● **STATED TASK**
The records that follow must be repeated verbatim, every one of them.

● **EXTRACTED MATERIAL**
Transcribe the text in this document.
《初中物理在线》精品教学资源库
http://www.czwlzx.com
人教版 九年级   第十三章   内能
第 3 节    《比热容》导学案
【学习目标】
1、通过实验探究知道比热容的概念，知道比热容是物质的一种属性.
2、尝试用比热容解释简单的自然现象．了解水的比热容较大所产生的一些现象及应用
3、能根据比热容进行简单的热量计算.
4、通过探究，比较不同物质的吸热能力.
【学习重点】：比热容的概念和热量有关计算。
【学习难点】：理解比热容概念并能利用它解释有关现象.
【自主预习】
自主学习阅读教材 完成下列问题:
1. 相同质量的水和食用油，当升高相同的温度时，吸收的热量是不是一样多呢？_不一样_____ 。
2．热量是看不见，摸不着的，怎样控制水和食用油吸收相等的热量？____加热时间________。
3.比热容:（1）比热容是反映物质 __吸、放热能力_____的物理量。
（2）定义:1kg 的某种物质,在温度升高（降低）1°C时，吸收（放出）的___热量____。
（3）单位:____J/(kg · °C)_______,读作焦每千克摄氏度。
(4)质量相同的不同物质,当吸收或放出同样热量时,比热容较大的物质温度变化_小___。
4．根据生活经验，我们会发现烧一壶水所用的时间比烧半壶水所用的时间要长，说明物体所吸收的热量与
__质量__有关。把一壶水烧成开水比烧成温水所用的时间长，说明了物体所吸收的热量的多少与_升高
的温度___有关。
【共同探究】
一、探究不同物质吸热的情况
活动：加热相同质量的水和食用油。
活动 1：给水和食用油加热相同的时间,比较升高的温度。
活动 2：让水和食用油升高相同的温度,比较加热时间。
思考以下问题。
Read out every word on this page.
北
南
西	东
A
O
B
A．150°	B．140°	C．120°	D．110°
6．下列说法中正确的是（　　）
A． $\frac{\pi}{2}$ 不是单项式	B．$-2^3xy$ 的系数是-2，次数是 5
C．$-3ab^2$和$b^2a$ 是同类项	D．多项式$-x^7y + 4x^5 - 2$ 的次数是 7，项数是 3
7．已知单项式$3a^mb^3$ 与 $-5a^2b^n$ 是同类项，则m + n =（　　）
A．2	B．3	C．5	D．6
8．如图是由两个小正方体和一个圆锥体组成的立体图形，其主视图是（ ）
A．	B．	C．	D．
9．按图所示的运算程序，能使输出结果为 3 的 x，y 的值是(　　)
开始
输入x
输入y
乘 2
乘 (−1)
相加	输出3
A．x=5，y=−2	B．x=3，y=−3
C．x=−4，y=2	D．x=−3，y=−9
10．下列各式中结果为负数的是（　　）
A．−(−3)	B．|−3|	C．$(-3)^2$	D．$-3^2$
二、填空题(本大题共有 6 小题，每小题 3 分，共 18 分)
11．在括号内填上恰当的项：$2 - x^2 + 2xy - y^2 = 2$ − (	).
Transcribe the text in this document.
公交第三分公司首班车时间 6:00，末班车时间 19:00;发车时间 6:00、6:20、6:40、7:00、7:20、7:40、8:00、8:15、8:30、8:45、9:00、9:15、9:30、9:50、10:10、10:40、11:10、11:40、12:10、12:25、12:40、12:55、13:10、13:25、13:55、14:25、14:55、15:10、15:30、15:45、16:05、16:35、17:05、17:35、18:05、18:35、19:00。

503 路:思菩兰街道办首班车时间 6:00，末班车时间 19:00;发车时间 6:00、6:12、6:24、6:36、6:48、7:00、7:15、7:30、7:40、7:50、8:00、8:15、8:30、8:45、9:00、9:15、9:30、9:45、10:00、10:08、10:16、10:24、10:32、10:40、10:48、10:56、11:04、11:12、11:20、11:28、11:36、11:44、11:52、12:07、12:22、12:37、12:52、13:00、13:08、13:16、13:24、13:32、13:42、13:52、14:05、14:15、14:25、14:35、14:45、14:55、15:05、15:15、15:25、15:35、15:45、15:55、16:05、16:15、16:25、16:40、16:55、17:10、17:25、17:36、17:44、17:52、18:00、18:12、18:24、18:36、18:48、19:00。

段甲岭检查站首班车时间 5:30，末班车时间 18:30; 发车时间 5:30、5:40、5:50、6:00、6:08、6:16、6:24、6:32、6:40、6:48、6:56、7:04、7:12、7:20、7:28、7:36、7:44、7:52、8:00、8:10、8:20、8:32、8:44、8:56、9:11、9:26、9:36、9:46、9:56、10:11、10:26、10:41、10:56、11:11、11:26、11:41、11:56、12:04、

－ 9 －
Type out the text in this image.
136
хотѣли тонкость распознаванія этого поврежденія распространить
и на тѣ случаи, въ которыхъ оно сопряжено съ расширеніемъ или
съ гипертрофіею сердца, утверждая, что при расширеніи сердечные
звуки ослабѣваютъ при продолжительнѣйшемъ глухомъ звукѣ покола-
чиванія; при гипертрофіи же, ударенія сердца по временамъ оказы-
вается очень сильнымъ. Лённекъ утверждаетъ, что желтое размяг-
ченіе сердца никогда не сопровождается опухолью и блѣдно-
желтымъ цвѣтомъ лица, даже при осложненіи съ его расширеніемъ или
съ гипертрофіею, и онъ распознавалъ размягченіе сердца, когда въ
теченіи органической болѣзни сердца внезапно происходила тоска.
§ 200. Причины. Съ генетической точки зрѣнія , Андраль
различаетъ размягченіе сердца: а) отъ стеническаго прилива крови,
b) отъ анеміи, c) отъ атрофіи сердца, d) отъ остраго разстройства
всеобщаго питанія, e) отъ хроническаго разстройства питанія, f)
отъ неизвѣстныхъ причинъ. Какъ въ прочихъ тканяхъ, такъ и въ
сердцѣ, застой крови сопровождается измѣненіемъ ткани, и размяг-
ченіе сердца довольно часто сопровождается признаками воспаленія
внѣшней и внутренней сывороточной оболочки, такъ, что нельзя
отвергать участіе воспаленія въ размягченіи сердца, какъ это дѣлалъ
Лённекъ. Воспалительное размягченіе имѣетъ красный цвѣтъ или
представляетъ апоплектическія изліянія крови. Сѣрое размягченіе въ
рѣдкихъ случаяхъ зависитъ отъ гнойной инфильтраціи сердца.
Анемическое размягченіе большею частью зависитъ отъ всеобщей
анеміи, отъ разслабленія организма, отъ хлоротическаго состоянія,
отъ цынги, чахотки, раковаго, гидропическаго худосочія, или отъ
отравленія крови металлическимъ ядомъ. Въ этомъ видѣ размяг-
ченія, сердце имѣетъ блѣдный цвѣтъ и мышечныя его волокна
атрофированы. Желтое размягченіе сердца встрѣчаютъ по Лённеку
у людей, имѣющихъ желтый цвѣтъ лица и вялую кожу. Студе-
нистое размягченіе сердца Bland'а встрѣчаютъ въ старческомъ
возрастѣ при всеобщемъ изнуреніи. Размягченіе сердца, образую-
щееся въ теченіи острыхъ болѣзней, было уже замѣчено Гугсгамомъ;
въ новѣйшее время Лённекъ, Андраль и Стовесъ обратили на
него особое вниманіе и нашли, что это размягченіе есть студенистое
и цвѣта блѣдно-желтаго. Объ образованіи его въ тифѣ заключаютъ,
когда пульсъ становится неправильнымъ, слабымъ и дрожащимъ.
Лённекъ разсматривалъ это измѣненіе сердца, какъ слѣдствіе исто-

● **SOLVED EXERCISE**
Transcribe the text in this document.
《初中物理在线》精品教学资源库
http://www.czwlzx.com
人教版 九年级   第十三章   内能
第 3 节    《比热容》导学案
【学习目标】
1、通过实验探究知道比热容的概念，知道比热容是物质的一种属性.
2、尝试用比热容解释简单的自然现象．了解水的比热容较大所产生的一些现象及应用
3、能根据比热容进行简单的热量计算.
4、通过探究，比较不同物质的吸热能力.
【学习重点】：比热容的概念和热量有关计算。
【学习难点】：理解比热容概念并能利用它解释有关现象.
【自主预习】
自主学习阅读教材 完成下列问题:
1. 相同质量的水和食用油，当升高相同的温度时，吸收的热量是不是一样多呢？_不一样_____ 。
2．热量是看不见，摸不着的，怎样控制水和食用油吸收相等的热量？____加热时间________。
3.比热容:（1）比热容是反映物质 __吸、放热能力_____的物理量。
（2）定义:1kg 的某种物质,在温度升高（降低）1°C时，吸收（放出）的___热量____。
（3）单位:____J/(kg · °C)_______,读作焦每千克摄氏度。
(4)质量相同的不同物质,当吸收或放出同样热量时,比热容较大的物质温度变化_小___。
4．根据生活经验，我们会发现烧一壶水所用的时间比烧半壶水所用的时间要长，说明物体所吸收的热量与
__质量__有关。把一壶水烧成开水比烧成温水所用的时间长，说明了物体所吸收的热量的多少与_升高
的温度___有关。
【共同探究】
一、探究不同物质吸热的情况
活动：加热相同质量的水和食用油。
活动 1：给水和食用油加热相同的时间,比较升高的温度。
活动 2：让水和食用油升高相同的温度,比较加热时间。
思考以下问题。
Read out every word on this page.
北
南
西	东
A
O
B
A．150°	B．140°	C．120°	D．110°
6．下列说法中正确的是（　　）
A． $\frac{\pi}{2}$ 不是单项式	B．$-2^3xy$ 的系数是-2，次数是 5
C．$-3ab^2$和$b^2a$ 是同类项	D．多项式$-x^7y + 4x^5 - 2$ 的次数是 7，项数是 3
7．已知单项式$3a^mb^3$ 与 $-5a^2b^n$ 是同类项，则m + n =（　　）
A．2	B．3	C．5	D．6
8．如图是由两个小正方体和一个圆锥体组成的立体图形，其主视图是（ ）
A．	B．	C．	D．
9．按图所示的运算程序，能使输出结果为 3 的 x，y 的值是(　　)
开始
输入x
输入y
乘 2
乘 (−1)
相加	输出3
A．x=5，y=−2	B．x=3，y=−3
C．x=−4，y=2	D．x=−3，y=−9
10．下列各式中结果为负数的是（　　）
A．−(−3)	B．|−3|	C．$(-3)^2$	D．$-3^2$
二、填空题(本大题共有 6 小题，每小题 3 分，共 18 分)
11．在括号内填上恰当的项：$2 - x^2 + 2xy - y^2 = 2$ − (	).
Transcribe the text in this document.
公交第三分公司首班车时间 6:00，末班车时间 19:00;发车时间 6:00、6:20、6:40、7:00、7:20、7:40、8:00、8:15、8:30、8:45、9:00、9:15、9:30、9:50、10:10、10:40、11:10、11:40、12:10、12:25、12:40、12:55、13:10、13:25、13:55、14:25、14:55、15:10、15:30、15:45、16:05、16:35、17:05、17:35、18:05、18:35、19:00。

503 路:思菩兰街道办首班车时间 6:00，末班车时间 19:00;发车时间 6:00、6:12、6:24、6:36、6:48、7:00、7:15、7:30、7:40、7:50、8:00、8:15、8:30、8:45、9:00、9:15、9:30、9:45、10:00、10:08、10:16、10:24、10:32、10:40、10:48、10:56、11:04、11:12、11:20、11:28、11:36、11:44、11:52、12:07、12:22、12:37、12:52、13:00、13:08、13:16、13:24、13:32、13:42、13:52、14:05、14:15、14:25、14:35、14:45、14:55、15:05、15:15、15:25、15:35、15:45、15:55、16:05、16:15、16:25、16:40、16:55、17:10、17:25、17:36、17:44、17:52、18:00、18:12、18:24、18:36、18:48、19:00。

段甲岭检查站首班车时间 5:30，末班车时间 18:30; 发车时间 5:30、5:40、5:50、6:00、6:08、6:16、6:24、6:32、6:40、6:48、6:56、7:04、7:12、7:20、7:28、7:36、7:44、7:52、8:00、8:10、8:20、8:32、8:44、8:56、9:11、9:26、9:36、9:46、9:56、10:11、10:26、10:41、10:56、11:11、11:26、11:41、11:56、12:04、

－ 9 －
Type out the text in this image.
136
хотѣли тонкость распознаванія этого поврежденія распространить
и на тѣ случаи, въ которыхъ оно сопряжено съ расширеніемъ или
съ гипертрофіею сердца, утверждая, что при расширеніи сердечные
звуки ослабѣваютъ при продолжительнѣйшемъ глухомъ звукѣ покола-
чиванія; при гипертрофіи же, ударенія сердца по временамъ оказы-
вается очень сильнымъ. Лённекъ утверждаетъ, что желтое размяг-
ченіе сердца никогда не сопровождается опухолью и блѣдно-
желтымъ цвѣтомъ лица, даже при осложненіи съ его расширеніемъ или
съ гипертрофіею, и онъ распознавалъ размягченіе сердца, когда въ
теченіи органической болѣзни сердца внезапно происходила тоска.
§ 200. Причины. Съ генетической точки зрѣнія , Андраль
различаетъ размягченіе сердца: а) отъ стеническаго прилива крови,
b) отъ анеміи, c) отъ атрофіи сердца, d) отъ остраго разстройства
всеобщаго питанія, e) отъ хроническаго разстройства питанія, f)
отъ неизвѣстныхъ причинъ. Какъ въ прочихъ тканяхъ, такъ и въ
сердцѣ, застой крови сопровождается измѣненіемъ ткани, и размяг-
ченіе сердца довольно часто сопровождается признаками воспаленія
внѣшней и внутренней сывороточной оболочки, такъ, что нельзя
отвергать участіе воспаленія въ размягченіи сердца, какъ это дѣлалъ
Лённекъ. Воспалительное размягченіе имѣетъ красный цвѣтъ или
представляетъ апоплектическія изліянія крови. Сѣрое размягченіе въ
рѣдкихъ случаяхъ зависитъ отъ гнойной инфильтраціи сердца.
Анемическое размягченіе большею частью зависитъ отъ всеобщей
анеміи, отъ разслабленія организма, отъ хлоротическаго состоянія,
отъ цынги, чахотки, раковаго, гидропическаго худосочія, или отъ
отравленія крови металлическимъ ядомъ. Въ этомъ видѣ размяг-
ченія, сердце имѣетъ блѣдный цвѣтъ и мышечныя его волокна
атрофированы. Желтое размягченіе сердца встрѣчаютъ по Лённеку
у людей, имѣющихъ желтый цвѣтъ лица и вялую кожу. Студе-
нистое размягченіе сердца Bland'а встрѣчаютъ въ старческомъ
возрастѣ при всеобщемъ изнуреніи. Размягченіе сердца, образую-
щееся въ теченіи острыхъ болѣзней, было уже замѣчено Гугсгамомъ;
въ новѣйшее время Лённекъ, Андраль и Стовесъ обратили на
него особое вниманіе и нашли, что это размягченіе есть студенистое
и цвѣта блѣдно-желтаго. Объ образованіи его въ тифѣ заключаютъ,
когда пульсъ становится неправильнымъ, слабымъ и дрожащимъ.
Лённекъ разсматривалъ это измѣненіе сердца, какъ слѣдствіе исто-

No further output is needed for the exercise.